▶ **Exercise requirements**
Copy out all lines carrying the word "ассигнования".

▶ **Material supplied**
• • • • • • •

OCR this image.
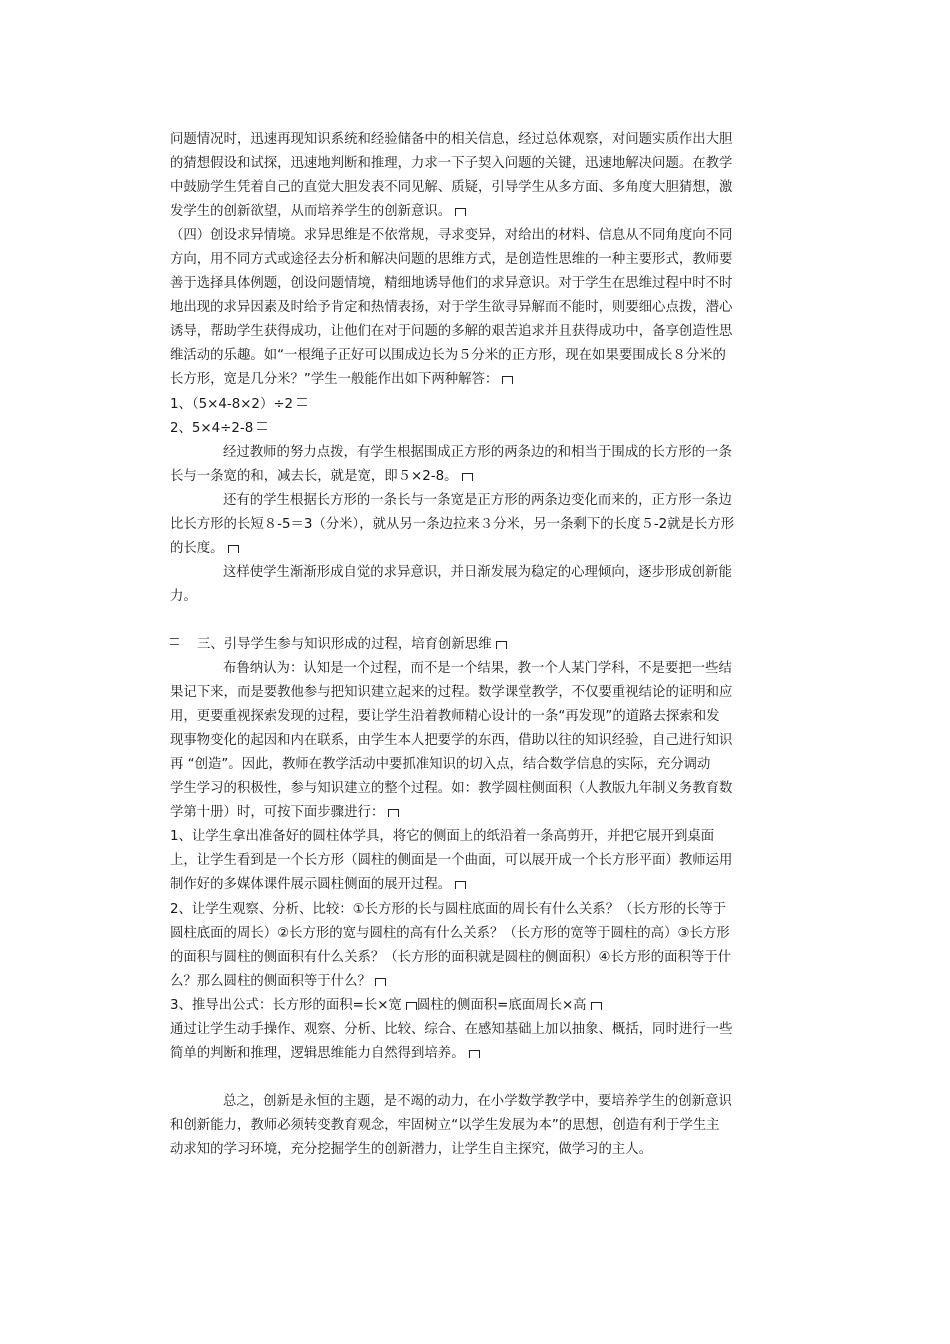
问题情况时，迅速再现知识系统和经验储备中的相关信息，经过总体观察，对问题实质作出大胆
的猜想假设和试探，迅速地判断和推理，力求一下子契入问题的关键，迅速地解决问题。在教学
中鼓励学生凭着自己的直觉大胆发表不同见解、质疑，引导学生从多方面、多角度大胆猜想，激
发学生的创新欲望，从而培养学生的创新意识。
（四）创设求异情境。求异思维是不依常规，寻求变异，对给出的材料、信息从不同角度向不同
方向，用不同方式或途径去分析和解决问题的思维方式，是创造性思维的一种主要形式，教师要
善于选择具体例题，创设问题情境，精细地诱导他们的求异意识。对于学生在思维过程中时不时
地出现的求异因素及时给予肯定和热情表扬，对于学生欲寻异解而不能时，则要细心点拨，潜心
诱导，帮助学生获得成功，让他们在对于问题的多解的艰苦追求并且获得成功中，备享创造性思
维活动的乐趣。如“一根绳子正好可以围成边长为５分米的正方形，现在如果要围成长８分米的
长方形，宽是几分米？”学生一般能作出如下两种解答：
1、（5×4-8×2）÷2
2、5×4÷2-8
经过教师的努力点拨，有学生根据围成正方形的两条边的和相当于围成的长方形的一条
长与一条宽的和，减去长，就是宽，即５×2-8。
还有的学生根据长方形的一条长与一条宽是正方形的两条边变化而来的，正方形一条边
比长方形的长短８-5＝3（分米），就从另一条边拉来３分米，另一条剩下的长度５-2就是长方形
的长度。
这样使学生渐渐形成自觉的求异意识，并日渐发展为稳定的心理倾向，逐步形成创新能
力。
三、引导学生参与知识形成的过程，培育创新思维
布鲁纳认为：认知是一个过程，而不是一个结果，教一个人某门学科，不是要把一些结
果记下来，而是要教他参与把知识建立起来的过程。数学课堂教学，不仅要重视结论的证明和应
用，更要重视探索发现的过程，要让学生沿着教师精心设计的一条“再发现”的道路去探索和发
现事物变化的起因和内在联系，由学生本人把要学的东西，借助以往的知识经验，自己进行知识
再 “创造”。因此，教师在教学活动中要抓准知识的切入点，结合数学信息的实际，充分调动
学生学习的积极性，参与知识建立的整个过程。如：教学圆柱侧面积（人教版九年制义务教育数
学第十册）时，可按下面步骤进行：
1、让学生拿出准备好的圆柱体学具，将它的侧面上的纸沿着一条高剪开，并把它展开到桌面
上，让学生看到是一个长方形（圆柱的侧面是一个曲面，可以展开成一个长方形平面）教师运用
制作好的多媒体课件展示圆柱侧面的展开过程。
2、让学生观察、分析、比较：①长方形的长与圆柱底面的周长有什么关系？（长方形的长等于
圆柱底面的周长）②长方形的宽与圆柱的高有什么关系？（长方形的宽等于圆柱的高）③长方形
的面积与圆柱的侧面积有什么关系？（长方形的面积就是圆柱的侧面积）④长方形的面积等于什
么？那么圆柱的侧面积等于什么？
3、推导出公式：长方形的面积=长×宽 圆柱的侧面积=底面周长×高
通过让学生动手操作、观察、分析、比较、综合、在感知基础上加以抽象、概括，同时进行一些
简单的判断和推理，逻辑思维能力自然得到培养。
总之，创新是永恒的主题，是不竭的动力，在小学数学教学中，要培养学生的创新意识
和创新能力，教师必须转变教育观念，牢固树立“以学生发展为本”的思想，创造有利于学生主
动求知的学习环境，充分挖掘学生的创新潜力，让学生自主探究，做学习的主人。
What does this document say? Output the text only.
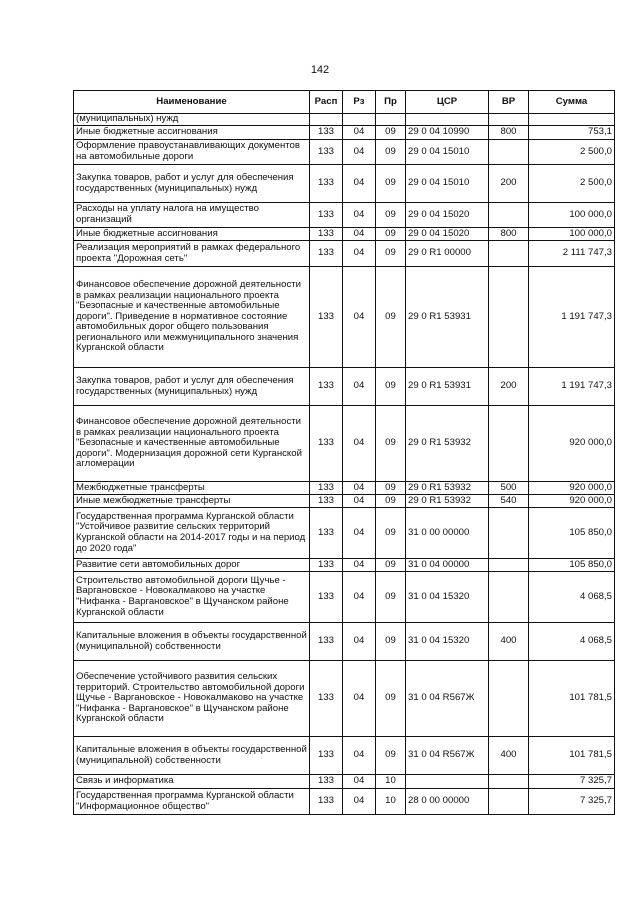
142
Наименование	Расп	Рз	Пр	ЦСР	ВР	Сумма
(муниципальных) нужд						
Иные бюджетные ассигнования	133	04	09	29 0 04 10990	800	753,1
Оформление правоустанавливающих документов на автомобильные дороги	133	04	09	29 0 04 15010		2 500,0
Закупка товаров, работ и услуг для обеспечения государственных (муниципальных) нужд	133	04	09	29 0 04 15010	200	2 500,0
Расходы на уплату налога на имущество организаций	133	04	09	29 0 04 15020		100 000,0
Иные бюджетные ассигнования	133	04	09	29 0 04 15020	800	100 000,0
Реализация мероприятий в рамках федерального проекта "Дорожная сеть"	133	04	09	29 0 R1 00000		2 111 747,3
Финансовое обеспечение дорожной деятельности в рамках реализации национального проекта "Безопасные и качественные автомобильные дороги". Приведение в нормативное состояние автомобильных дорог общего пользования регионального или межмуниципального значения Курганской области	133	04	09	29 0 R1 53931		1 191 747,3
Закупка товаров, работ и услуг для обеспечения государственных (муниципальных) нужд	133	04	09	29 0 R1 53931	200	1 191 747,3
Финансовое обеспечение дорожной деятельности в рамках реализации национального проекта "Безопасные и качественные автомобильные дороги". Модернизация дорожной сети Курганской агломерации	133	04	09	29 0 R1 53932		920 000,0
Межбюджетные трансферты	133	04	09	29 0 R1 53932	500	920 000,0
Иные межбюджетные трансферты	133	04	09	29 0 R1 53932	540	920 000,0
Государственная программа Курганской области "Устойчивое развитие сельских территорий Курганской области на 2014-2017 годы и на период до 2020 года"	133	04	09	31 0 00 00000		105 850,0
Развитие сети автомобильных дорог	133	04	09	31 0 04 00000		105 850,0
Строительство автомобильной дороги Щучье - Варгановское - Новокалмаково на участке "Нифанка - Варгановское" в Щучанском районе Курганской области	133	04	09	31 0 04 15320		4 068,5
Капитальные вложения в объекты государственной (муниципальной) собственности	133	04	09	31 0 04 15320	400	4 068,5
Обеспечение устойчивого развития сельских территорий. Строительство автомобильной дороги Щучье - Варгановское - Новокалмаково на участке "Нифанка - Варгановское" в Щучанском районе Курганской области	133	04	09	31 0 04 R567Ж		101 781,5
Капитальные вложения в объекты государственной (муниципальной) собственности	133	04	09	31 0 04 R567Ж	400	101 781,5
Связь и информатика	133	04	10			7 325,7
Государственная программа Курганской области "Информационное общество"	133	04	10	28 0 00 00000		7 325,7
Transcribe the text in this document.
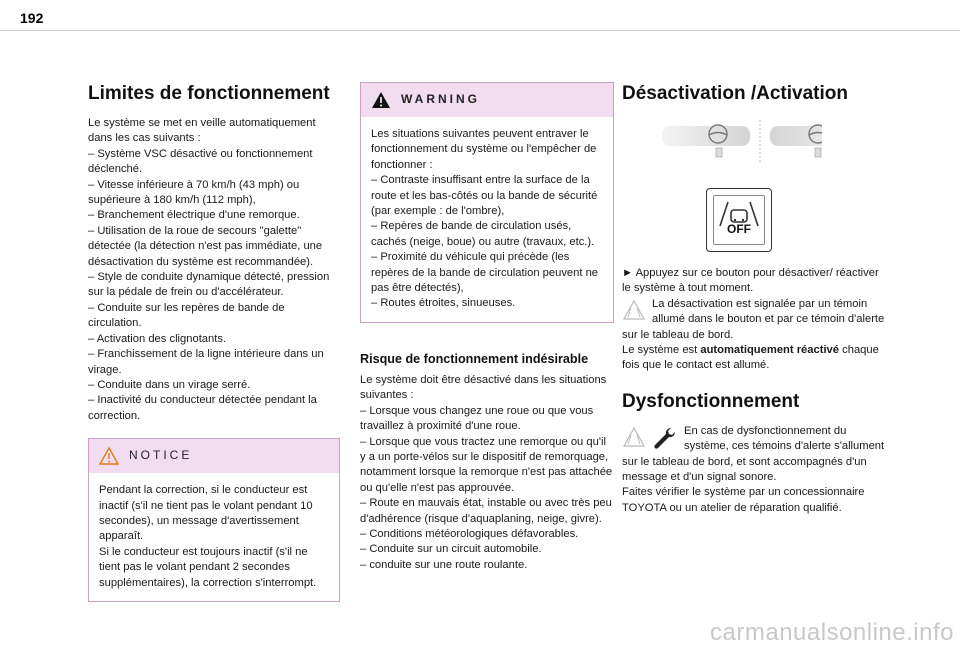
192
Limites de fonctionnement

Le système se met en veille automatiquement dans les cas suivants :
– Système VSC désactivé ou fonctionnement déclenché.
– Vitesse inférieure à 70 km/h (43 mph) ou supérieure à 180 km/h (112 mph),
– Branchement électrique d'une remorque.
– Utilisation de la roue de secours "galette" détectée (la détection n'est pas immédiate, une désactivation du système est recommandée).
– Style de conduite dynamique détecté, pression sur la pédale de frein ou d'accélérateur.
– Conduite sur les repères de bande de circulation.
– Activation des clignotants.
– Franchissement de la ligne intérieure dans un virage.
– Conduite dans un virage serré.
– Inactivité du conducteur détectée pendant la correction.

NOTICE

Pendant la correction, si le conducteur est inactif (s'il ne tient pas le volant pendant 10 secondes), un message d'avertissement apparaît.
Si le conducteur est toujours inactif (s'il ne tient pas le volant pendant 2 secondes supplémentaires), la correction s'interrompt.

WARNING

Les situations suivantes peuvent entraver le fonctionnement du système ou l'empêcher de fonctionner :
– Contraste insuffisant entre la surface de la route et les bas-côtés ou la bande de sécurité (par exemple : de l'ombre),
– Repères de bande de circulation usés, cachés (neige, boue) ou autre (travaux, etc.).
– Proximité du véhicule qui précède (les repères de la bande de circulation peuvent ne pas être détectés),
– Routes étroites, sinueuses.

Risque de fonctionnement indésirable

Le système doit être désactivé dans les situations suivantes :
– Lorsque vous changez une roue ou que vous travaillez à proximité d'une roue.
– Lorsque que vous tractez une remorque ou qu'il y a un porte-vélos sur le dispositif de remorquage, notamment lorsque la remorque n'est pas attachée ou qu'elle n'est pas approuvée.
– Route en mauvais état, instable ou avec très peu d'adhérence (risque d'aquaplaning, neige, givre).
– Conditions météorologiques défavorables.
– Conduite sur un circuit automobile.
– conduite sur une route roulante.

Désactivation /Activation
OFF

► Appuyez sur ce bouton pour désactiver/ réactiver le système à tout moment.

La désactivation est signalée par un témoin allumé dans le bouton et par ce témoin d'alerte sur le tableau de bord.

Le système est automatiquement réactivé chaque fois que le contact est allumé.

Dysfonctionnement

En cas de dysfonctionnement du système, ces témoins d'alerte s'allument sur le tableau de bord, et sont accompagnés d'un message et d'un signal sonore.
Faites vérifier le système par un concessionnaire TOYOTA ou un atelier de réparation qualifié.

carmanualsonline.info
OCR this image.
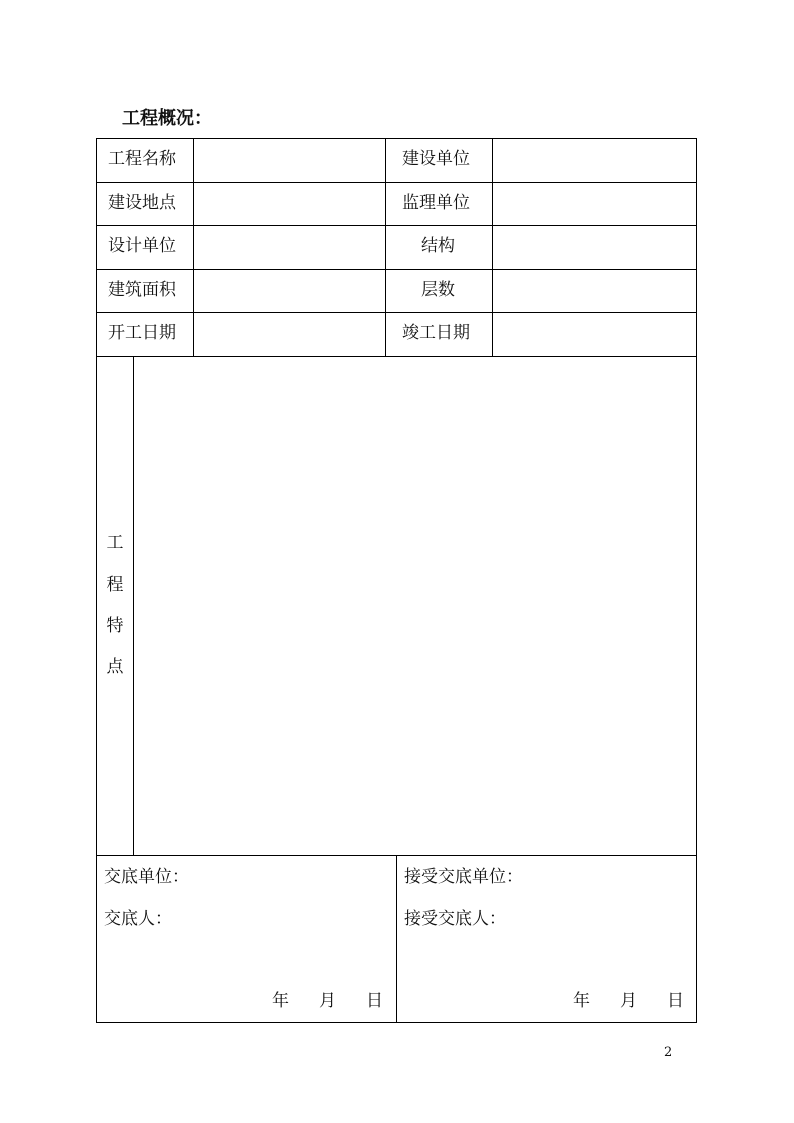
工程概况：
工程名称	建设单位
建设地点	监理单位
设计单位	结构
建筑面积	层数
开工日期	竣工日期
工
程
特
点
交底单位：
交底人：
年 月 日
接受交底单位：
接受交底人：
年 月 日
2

• • • • • • •

▶ **Response**
Иные бюджетные ассигнования	133	04	09	29 0 04 10990	800	753,1
Иные бюджетные ассигнования	133	04	09	29 0 04 15020	800	100 000,0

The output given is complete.